- Required task
Wherever a line holds the word "相比于去年底", copy that line out.
* * * * * * *
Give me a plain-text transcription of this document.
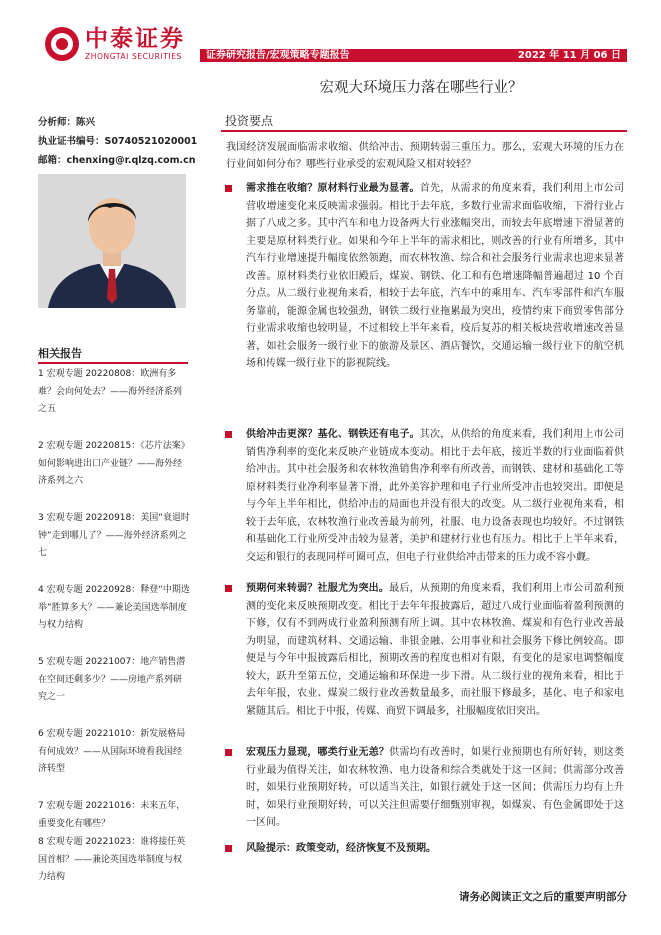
中泰证券
ZHONGTAI SECURITIES	证券研究报告/宏观策略专题报告	2022 年 11 月 06 日
宏观大环境压力落在哪些行业？
分析师：陈兴
执业证书编号：S0740521020001
邮箱：chenxing@r.qlzq.com.cn
相关报告
1 宏观专题 20220808：欧洲有多难？会向何处去？——海外经济系列之五
2 宏观专题 20220815：《芯片法案》如何影响进出口产业链？——海外经济系列之六
3 宏观专题 20220918：美国“衰退时钟”走到哪儿了？——海外经济系列之七
4 宏观专题 20220928：释登“中期选举”胜算多大？——兼论美国选举制度与权力结构
5 宏观专题 20221007：地产销售潜在空间还剩多少？——房地产系列研究之一
6 宏观专题 20221010：新发展格局有何成效？——从国际环境看我国经济转型
7 宏观专题 20221016：未来五年，重要变化有哪些？
8 宏观专题 20221023：谁将接任英国首相？——兼论英国选举制度与权力结构
投资要点
我国经济发展面临需求收缩、供给冲击、预期转弱三重压力。那么，宏观大环境的压力在行业间如何分布？哪些行业承受的宏观风险又相对较轻？
需求推在收缩？原材料行业最为显著。首先，从需求的角度来看，我们利用上市公司营收增速变化来反映需求强弱。相比于去年底，多数行业需求面临收缩，下滑行业占据了八成之多。其中汽车和电力设备两大行业涨幅突出，而较去年底增速下滑显著的主要是原材料类行业。如果和今年上半年的需求相比，则改善的行业有所增多，其中汽车行业增速提升幅度依然领跑，而农林牧渔、综合和社会服务行业需求也迎来显著改善。原材料类行业依旧殿后，煤炭、钢铁、化工和有色增速降幅普遍超过 10 个百分点。从二级行业视角来看，相较于去年底，汽车中的乘用车、汽车零部件和汽车服务靠前，能源金属也较强劲，钢铁二级行业拖累最为突出，疫情约束下商贸零售部分行业需求收缩也较明显，不过相较上半年来看，疫后复苏的相关板块营收增速改善显著，如社会服务一级行业下的旅游及景区、酒店餐饮，交通运输一级行业下的航空机场和传媒一级行业下的影视院线。
供给冲击更深？基化、钢铁还有电子。其次，从供给的角度来看，我们利用上市公司销售净利率的变化来反映产业链成本变动。相比于去年底，接近半数的行业面临着供给冲击。其中社会服务和农林牧渔销售净利率有所改善，而钢铁、建材和基础化工等原材料类行业净利率显著下滑，此外美容护理和电子行业所受冲击也较突出。即便是与今年上半年相比，供给冲击的局面也并没有很大的改变。从二级行业视角来看，相较于去年底，农林牧渔行业改善最为前列，社服、电力设备表现也均较好。不过钢铁和基础化工行业所受冲击较为显著，美护和建材行业也有压力。相比于上半年来看，交运和银行的表现同样可圈可点，但电子行业供给冲击带来的压力或不容小觑。
预期何来转弱？社服尤为突出。最后，从预期的角度来看，我们利用上市公司盈利预测的变化来反映预期改变。相比于去年年报披露后，超过八成行业面临着盈利预测的下修，仅有不到两成行业盈利预测有所上调。其中农林牧渔、煤炭和有色行业改善最为明显，而建筑材料、交通运输、非银金融、公用事业和社会服务下修比例较高。即便是与今年中报披露后相比，预期改善的程度也相对有限，有变化的是家电调整幅度较大，跃升至第五位，交通运输和环保进一步下滑。从二级行业的视角来看，相比于去年年报，农业、煤炭二级行业改善数量最多，而社服下修最多，基化、电子和家电紧随其后。相比于中报，传媒、商贸下调最多，社服幅度依旧突出。
宏观压力显现，哪类行业无恙？供需均有改善时，如果行业预期也有所好转，则这类行业最为值得关注，如农林牧渔、电力设备和综合类就处于这一区间；供需部分改善时，如果行业预期好转，可以适当关注，如银行就处于这一区间；供需压力均有上升时，如果行业预期好转，可以关注但需要仔细甄别审视，如煤炭、有色金属即处于这一区间。
风险提示：政策变动，经济恢复不及预期。
请务必阅读正文之后的重要声明部分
* * * * * * *
- Solved problem
需求推在收缩？原材料行业最为显著。首先，从需求的角度来看，我们利用上市公司营收增速变化来反映需求强弱。相比于去年底，多数行业需求面临收缩，下滑行业占据了八成之多。其中汽车和电力设备两大行业涨幅突出，而较去年底增速下滑显著的主要是原材料类行业。如果和今年上半年的需求相比，则改善的行业有所增多，其中汽车行业增速提升幅度依然领跑，而农林牧渔、综合和社会服务行业需求也迎来显著改善。原材料类行业依旧殿后，煤炭、钢铁、化工和有色增速降幅普遍超过 10 个百分点。从二级行业视角来看，相较于去年底，汽车中的乘用车、汽车零部件和汽车服务靠前，能源金属也较强劲，钢铁二级行业拖累最为突出，疫情约束下商贸零售部分行业需求收缩也较明显，不过相较上半年来看，疫后复苏的相关板块营收增速改善显著，如社会服务一级行业下的旅游及景区、酒店餐饮，交通运输一级行业下的航空机场和传媒一级行业下的影视院线。
供给冲击更深？基化、钢铁还有电子。其次，从供给的角度来看，我们利用上市公司销售净利率的变化来反映产业链成本变动。相比于去年底，接近半数的行业面临着供给冲击。其中社会服务和农林牧渔销售净利率有所改善，而钢铁、建材和基础化工等原材料类行业净利率显著下滑，此外美容护理和电子行业所受冲击也较突出。即便是与今年上半年相比，供给冲击的局面也并没有很大的改变。从二级行业视角来看，相较于去年底，农林牧渔行业改善最为前列，社服、电力设备表现也均较好。不过钢铁和基础化工行业所受冲击较为显著，美护和建材行业也有压力。相比于上半年来看，交运和银行的表现同样可圈可点，但电子行业供给冲击带来的压力或不容小觑。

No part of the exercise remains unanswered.